### TASK DATA

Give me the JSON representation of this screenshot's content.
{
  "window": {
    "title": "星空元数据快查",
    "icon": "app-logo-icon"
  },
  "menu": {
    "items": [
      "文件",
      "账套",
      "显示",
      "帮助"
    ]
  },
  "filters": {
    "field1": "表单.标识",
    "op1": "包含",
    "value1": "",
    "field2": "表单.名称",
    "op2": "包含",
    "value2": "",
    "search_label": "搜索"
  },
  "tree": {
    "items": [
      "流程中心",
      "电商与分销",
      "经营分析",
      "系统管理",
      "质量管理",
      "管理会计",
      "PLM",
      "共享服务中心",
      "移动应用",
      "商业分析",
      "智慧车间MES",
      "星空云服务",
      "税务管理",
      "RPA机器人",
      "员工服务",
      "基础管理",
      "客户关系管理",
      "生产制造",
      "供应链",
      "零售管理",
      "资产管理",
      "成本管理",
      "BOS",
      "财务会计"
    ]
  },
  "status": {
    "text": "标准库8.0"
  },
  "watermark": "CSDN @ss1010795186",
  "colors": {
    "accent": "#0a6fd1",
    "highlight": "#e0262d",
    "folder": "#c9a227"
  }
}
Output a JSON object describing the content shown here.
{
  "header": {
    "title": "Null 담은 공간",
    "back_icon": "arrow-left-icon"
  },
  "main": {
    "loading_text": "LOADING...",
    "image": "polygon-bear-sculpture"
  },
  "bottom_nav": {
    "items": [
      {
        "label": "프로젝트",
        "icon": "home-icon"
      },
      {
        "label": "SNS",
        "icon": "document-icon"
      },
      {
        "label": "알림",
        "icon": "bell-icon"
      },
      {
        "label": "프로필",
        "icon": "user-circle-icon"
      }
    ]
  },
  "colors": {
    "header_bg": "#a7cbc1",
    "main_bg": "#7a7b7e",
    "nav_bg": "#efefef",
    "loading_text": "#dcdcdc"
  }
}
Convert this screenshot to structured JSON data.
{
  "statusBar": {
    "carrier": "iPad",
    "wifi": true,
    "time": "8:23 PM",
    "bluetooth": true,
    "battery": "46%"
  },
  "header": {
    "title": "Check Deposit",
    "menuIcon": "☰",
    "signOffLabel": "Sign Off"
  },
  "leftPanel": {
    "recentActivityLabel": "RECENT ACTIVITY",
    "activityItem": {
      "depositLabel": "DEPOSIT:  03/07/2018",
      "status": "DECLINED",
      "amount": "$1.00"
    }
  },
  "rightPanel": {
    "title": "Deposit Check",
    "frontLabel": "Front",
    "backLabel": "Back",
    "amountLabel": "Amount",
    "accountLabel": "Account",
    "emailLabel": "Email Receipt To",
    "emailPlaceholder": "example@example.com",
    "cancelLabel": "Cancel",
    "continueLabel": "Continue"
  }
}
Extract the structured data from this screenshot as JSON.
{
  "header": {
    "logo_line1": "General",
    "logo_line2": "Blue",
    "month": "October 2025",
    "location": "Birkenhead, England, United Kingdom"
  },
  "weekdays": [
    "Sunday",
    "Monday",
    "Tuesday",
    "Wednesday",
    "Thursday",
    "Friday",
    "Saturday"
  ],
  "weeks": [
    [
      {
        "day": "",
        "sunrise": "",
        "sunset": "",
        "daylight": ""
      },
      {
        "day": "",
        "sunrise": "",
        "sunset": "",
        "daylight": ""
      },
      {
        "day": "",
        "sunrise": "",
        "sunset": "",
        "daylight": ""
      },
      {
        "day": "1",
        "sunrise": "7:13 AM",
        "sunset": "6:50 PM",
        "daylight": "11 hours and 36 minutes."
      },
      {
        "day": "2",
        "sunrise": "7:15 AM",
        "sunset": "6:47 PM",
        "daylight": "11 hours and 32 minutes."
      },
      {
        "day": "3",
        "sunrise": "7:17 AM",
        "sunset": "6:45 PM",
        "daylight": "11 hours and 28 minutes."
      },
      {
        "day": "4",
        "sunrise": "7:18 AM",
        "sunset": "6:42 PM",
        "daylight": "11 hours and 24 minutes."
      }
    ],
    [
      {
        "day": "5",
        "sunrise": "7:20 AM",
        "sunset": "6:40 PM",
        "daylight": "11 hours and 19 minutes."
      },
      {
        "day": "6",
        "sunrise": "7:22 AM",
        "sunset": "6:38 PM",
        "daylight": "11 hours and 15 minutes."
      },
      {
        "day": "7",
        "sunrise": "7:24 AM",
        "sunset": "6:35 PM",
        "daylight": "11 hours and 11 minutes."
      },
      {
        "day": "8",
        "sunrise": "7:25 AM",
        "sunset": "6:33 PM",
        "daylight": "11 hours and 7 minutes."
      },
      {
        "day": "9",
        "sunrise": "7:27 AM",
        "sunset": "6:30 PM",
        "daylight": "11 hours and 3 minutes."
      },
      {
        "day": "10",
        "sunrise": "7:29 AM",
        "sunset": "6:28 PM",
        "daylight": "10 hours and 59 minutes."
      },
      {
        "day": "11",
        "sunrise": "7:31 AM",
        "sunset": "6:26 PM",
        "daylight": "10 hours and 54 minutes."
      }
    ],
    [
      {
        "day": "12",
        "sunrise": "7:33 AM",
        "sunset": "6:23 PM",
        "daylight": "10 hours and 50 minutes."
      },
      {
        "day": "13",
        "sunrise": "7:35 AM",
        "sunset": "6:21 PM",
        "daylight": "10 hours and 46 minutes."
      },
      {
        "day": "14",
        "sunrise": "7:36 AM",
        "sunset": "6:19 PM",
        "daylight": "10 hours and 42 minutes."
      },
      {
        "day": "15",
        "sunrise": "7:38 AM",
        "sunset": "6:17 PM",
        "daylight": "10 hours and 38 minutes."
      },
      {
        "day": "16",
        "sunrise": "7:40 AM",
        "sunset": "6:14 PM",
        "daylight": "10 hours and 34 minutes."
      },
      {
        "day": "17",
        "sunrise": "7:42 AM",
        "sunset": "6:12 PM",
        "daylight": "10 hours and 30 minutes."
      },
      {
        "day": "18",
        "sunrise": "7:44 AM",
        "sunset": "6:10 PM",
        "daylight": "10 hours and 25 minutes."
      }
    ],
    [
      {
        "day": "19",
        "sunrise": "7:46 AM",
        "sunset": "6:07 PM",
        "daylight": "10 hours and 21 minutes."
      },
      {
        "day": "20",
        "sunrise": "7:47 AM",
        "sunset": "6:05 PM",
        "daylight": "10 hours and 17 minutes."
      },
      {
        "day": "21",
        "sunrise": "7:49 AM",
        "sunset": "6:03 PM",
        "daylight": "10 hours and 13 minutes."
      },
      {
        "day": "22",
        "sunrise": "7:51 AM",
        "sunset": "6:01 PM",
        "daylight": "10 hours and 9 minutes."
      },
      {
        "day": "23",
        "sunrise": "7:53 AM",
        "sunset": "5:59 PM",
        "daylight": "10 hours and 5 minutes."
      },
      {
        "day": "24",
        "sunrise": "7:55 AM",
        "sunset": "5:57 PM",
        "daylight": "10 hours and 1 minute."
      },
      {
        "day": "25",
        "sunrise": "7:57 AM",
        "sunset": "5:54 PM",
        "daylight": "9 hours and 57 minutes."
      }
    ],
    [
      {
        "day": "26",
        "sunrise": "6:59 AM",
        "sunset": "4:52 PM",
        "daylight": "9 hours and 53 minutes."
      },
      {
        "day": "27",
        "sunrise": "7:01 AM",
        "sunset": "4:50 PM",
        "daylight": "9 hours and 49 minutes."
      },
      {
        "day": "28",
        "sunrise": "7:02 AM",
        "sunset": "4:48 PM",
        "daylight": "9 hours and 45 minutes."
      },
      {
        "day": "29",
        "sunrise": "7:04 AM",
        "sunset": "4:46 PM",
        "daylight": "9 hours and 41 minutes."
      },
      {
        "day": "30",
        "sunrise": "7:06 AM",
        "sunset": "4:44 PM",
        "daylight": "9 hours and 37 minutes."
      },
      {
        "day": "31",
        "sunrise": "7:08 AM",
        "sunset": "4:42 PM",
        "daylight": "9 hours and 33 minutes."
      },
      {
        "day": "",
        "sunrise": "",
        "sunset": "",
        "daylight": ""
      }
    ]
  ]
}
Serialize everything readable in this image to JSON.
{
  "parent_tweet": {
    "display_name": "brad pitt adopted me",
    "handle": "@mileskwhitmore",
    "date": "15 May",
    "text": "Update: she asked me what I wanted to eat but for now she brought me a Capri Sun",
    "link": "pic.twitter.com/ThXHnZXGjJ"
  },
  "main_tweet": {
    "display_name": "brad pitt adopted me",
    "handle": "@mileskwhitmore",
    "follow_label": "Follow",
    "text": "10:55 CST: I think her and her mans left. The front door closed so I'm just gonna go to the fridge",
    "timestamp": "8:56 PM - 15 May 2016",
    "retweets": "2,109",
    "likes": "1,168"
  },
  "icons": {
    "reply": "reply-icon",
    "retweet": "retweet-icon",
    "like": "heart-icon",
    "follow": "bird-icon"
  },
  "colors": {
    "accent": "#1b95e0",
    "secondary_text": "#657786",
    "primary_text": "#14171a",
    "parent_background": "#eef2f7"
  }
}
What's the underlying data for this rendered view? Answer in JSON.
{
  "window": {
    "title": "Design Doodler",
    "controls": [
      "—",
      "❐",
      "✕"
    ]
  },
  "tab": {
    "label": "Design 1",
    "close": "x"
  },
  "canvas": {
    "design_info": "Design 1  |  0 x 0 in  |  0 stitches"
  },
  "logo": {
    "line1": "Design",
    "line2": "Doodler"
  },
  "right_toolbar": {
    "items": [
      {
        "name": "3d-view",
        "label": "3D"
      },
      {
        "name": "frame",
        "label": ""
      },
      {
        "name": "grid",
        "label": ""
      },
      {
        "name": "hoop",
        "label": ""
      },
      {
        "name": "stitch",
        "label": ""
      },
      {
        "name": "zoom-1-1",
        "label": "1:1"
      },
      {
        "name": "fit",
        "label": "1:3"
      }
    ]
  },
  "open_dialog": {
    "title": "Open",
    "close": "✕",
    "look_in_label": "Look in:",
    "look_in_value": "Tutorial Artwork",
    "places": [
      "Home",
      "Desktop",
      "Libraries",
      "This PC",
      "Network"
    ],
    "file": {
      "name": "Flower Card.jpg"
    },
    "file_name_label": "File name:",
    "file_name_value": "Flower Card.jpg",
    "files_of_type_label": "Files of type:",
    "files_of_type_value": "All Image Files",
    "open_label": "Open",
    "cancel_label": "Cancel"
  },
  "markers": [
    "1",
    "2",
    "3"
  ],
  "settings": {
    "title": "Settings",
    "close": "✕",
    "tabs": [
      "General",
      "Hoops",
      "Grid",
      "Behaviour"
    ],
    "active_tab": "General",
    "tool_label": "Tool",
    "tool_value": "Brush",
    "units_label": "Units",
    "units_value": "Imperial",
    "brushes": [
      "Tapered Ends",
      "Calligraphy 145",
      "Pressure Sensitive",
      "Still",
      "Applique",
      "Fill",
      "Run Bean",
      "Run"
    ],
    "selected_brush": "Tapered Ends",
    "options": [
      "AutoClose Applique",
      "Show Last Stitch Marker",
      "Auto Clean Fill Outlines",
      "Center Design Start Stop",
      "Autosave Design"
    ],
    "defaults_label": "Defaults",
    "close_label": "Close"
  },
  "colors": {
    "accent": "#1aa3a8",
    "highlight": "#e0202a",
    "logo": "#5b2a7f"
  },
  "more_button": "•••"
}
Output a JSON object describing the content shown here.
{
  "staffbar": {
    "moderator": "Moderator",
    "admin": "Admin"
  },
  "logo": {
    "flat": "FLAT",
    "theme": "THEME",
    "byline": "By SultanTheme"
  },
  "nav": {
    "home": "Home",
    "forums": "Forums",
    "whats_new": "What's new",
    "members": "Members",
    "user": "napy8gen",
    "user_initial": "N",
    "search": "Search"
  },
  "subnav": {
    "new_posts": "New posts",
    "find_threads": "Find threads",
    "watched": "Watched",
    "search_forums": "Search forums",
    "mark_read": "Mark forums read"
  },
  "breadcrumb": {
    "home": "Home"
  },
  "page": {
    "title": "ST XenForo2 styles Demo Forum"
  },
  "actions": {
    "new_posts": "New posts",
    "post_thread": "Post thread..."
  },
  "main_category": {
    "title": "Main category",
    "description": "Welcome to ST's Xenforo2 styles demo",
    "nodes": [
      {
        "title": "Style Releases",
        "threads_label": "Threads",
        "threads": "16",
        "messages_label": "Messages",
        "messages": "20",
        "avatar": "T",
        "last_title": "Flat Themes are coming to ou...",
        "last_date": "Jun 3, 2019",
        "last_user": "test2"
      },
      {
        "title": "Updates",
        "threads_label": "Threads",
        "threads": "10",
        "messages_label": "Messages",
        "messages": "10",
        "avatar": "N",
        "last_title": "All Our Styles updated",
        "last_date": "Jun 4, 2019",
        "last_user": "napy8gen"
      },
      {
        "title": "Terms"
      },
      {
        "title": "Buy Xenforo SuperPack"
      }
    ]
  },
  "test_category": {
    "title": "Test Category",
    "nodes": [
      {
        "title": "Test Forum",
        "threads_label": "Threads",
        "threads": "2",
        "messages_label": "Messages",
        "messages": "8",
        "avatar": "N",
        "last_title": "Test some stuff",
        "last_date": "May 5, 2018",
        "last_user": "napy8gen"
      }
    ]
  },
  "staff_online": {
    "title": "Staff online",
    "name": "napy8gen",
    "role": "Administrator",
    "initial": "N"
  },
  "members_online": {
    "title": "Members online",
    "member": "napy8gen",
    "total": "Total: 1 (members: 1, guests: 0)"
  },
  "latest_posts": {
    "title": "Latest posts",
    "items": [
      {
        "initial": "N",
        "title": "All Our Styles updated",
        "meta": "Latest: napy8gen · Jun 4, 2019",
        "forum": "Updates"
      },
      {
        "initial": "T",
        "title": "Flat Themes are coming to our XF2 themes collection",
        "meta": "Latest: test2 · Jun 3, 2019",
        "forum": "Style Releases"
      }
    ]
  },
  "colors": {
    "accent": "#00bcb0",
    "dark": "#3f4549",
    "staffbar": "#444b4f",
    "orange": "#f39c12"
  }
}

######

**AIM OF THE EXERCISE**
From the data above, show each line that contains "Releases".

**ANSWER TO THIS TASK**
        "title": "Style Releases",
        "forum": "Style Releases"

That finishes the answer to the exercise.